[Excerpt from a dataset]
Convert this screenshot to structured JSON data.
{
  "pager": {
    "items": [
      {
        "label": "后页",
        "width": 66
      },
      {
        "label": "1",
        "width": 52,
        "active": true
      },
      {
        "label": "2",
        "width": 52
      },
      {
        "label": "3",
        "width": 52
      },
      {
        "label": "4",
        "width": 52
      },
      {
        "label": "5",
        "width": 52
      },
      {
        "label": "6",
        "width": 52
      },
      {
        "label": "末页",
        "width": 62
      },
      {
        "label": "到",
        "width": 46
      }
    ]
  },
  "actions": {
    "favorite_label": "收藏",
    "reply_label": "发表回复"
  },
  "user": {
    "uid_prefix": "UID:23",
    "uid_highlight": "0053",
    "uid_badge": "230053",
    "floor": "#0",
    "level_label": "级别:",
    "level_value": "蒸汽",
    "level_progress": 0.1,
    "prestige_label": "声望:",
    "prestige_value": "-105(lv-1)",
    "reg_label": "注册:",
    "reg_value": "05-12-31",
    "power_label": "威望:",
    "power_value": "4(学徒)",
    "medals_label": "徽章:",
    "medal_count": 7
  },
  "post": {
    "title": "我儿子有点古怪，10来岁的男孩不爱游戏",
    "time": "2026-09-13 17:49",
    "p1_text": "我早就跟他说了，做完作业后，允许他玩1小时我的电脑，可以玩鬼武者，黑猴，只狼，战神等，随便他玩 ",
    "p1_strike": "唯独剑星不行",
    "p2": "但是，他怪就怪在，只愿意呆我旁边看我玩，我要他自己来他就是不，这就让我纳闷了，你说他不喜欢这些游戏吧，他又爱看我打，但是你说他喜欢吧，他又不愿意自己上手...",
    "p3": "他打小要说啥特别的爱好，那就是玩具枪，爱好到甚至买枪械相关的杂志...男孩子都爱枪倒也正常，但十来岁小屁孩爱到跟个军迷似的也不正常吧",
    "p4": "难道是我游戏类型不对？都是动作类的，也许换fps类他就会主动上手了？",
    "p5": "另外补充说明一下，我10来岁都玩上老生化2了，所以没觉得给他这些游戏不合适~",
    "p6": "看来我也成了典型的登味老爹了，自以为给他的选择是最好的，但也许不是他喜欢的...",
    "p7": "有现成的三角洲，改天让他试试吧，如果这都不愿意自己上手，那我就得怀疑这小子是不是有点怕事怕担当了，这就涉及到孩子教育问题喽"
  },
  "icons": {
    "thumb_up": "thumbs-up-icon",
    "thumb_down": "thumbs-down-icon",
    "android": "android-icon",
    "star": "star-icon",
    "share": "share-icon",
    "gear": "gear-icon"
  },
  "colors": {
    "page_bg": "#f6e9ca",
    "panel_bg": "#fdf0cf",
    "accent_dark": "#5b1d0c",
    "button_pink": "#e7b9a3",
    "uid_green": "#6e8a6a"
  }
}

● Given instruction
Print every entry exactly as it appears.

● Full response
Convert this screenshot to structured JSON data.
{
  "pager": {
    "items": [
      {
        "label": "后页",
        "width": 66
      },
      {
        "label": "1",
        "width": 52,
        "active": true
      },
      {
        "label": "2",
        "width": 52
      },
      {
        "label": "3",
        "width": 52
      },
      {
        "label": "4",
        "width": 52
      },
      {
        "label": "5",
        "width": 52
      },
      {
        "label": "6",
        "width": 52
      },
      {
        "label": "末页",
        "width": 62
      },
      {
        "label": "到",
        "width": 46
      }
    ]
  },
  "actions": {
    "favorite_label": "收藏",
    "reply_label": "发表回复"
  },
  "user": {
    "uid_prefix": "UID:23",
    "uid_highlight": "0053",
    "uid_badge": "230053",
    "floor": "#0",
    "level_label": "级别:",
    "level_value": "蒸汽",
    "level_progress": 0.1,
    "prestige_label": "声望:",
    "prestige_value": "-105(lv-1)",
    "reg_label": "注册:",
    "reg_value": "05-12-31",
    "power_label": "威望:",
    "power_value": "4(学徒)",
    "medals_label": "徽章:",
    "medal_count": 7
  },
  "post": {
    "title": "我儿子有点古怪，10来岁的男孩不爱游戏",
    "time": "2026-09-13 17:49",
    "p1_text": "我早就跟他说了，做完作业后，允许他玩1小时我的电脑，可以玩鬼武者，黑猴，只狼，战神等，随便他玩 ",
    "p1_strike": "唯独剑星不行",
    "p2": "但是，他怪就怪在，只愿意呆我旁边看我玩，我要他自己来他就是不，这就让我纳闷了，你说他不喜欢这些游戏吧，他又爱看我打，但是你说他喜欢吧，他又不愿意自己上手...",
    "p3": "他打小要说啥特别的爱好，那就是玩具枪，爱好到甚至买枪械相关的杂志...男孩子都爱枪倒也正常，但十来岁小屁孩爱到跟个军迷似的也不正常吧",
    "p4": "难道是我游戏类型不对？都是动作类的，也许换fps类他就会主动上手了？",
    "p5": "另外补充说明一下，我10来岁都玩上老生化2了，所以没觉得给他这些游戏不合适~",
    "p6": "看来我也成了典型的登味老爹了，自以为给他的选择是最好的，但也许不是他喜欢的...",
    "p7": "有现成的三角洲，改天让他试试吧，如果这都不愿意自己上手，那我就得怀疑这小子是不是有点怕事怕担当了，这就涉及到孩子教育问题喽"
  },
  "icons": {
    "thumb_up": "thumbs-up-icon",
    "thumb_down": "thumbs-down-icon",
    "android": "android-icon",
    "star": "star-icon",
    "share": "share-icon",
    "gear": "gear-icon"
  },
  "colors": {
    "page_bg": "#f6e9ca",
    "panel_bg": "#fdf0cf",
    "accent_dark": "#5b1d0c",
    "button_pink": "#e7b9a3",
    "uid_green": "#6e8a6a"
  }
}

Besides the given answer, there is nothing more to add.